Recorded data
....................

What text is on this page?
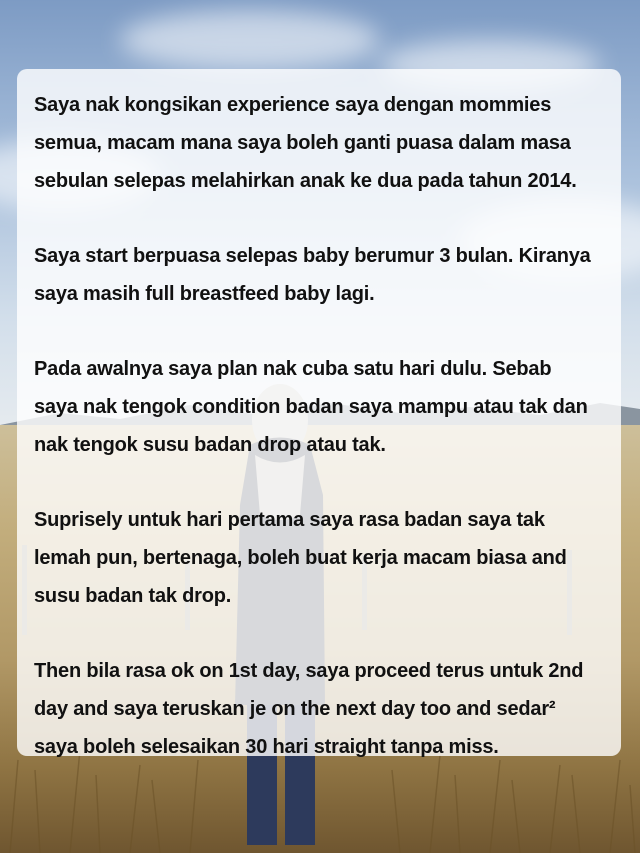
Saya nak kongsikan experience saya dengan mommies
semua, macam mana saya boleh ganti puasa dalam masa
sebulan selepas melahirkan anak ke dua pada tahun 2014.

Saya start berpuasa selepas baby berumur 3 bulan. Kiranya
saya masih full breastfeed baby lagi.

Pada awalnya saya plan nak cuba satu hari dulu. Sebab
saya nak tengok condition badan saya mampu atau tak dan
nak tengok susu badan drop atau tak.

Suprisely untuk hari pertama saya rasa badan saya tak
lemah pun, bertenaga, boleh buat kerja macam biasa and
susu badan tak drop.

Then bila rasa ok on 1st day, saya proceed terus untuk 2nd
day and saya teruskan je on the next day too and sedar²
saya boleh selesaikan 30 hari straight tanpa miss.
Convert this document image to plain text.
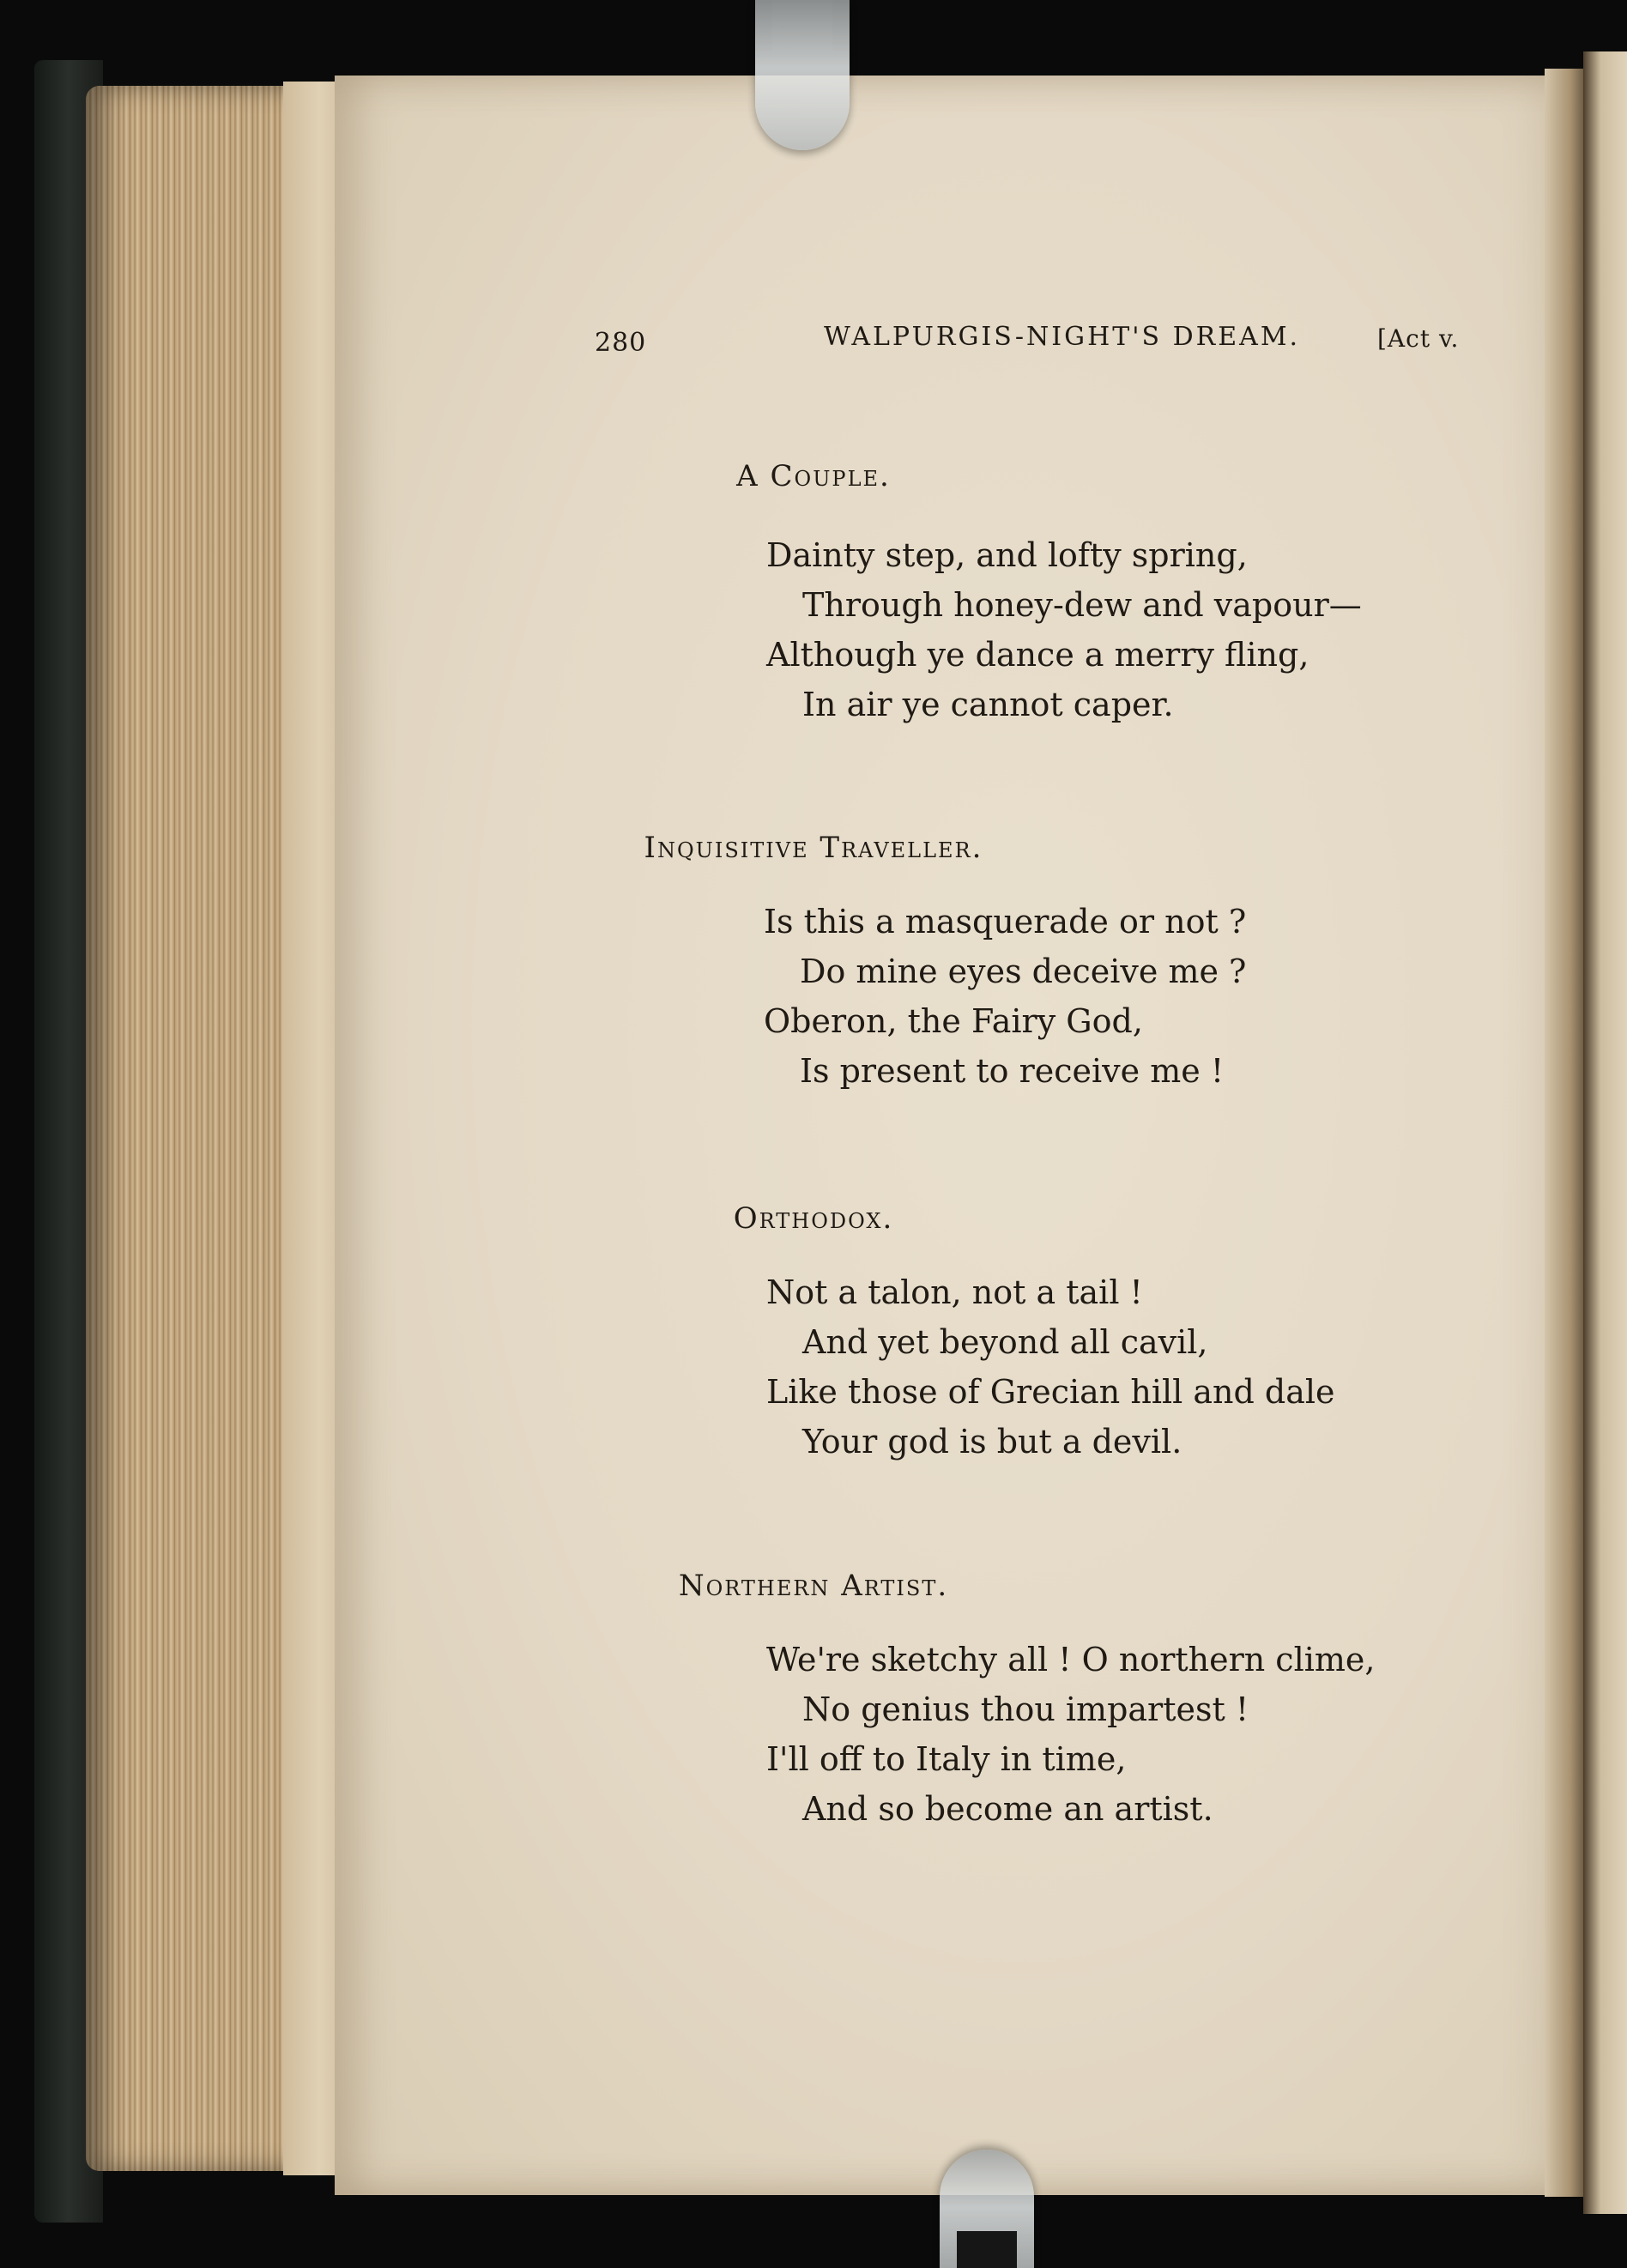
280	WALPURGIS-NIGHT'S DREAM.	[Act v.
A Couple.
Dainty step, and lofty spring,
Through honey-dew and vapour—
Although ye dance a merry fling,
In air ye cannot caper.
Inquisitive Traveller.
Is this a masquerade or not ?
Do mine eyes deceive me ?
Oberon, the Fairy God,
Is present to receive me !
Orthodox.
Not a talon, not a tail !
And yet beyond all cavil,
Like those of Grecian hill and dale
Your god is but a devil.
Northern Artist.
We're sketchy all ! O northern clime,
No genius thou impartest !
I'll off to Italy in time,
And so become an artist.
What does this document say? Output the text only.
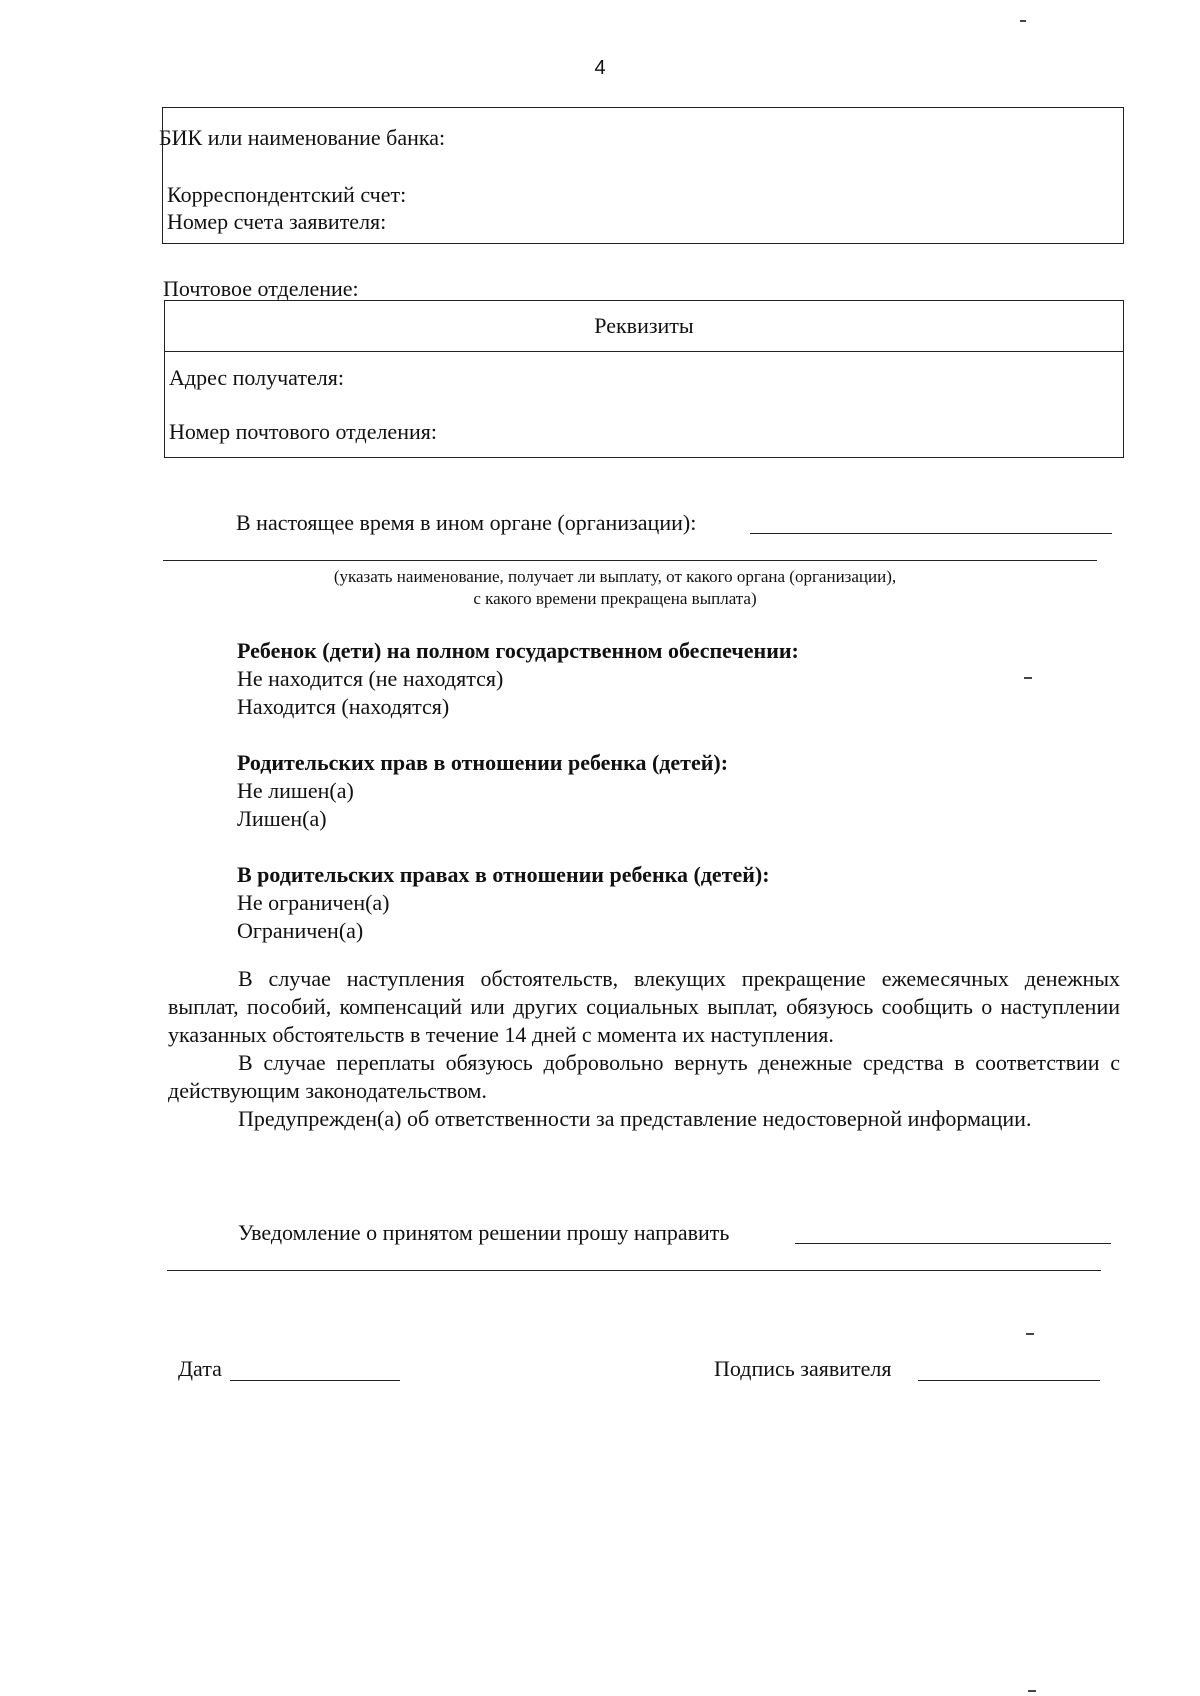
4
БИК или наименование банка:
Корреспондентский счет:
Номер счета заявителя:
Почтовое отделение:
Реквизиты
Адрес получателя:
Номер почтового отделения:
В настоящее время в ином органе (организации):
(указать наименование, получает ли выплату, от какого органа (организации),
с какого времени прекращена выплата)
Ребенок (дети) на полном государственном обеспечении:
Не находится (не находятся)
Находится (находятся)
Родительских прав в отношении ребенка (детей):
Не лишен(а)
Лишен(а)
В родительских правах в отношении ребенка (детей):
Не ограничен(а)
Ограничен(а)

В случае наступления обстоятельств, влекущих прекращение ежемесячных денежных выплат, пособий, компенсаций или других социальных выплат, обязуюсь сообщить о наступлении указанных обстоятельств в течение 14 дней с момента их наступления.

В случае переплаты обязуюсь добровольно вернуть денежные средства в соответствии с действующим законодательством.

Предупрежден(а) об ответственности за представление недостоверной информации.

Уведомление о принятом решении прошу направить
Дата	Подпись заявителя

....................

— Objective —
Pull out all lines containing the word "tengok" from the entries above.

— Task solution —
saya nak tengok condition badan saya mampu atau tak dan
nak tengok susu badan drop atau tak.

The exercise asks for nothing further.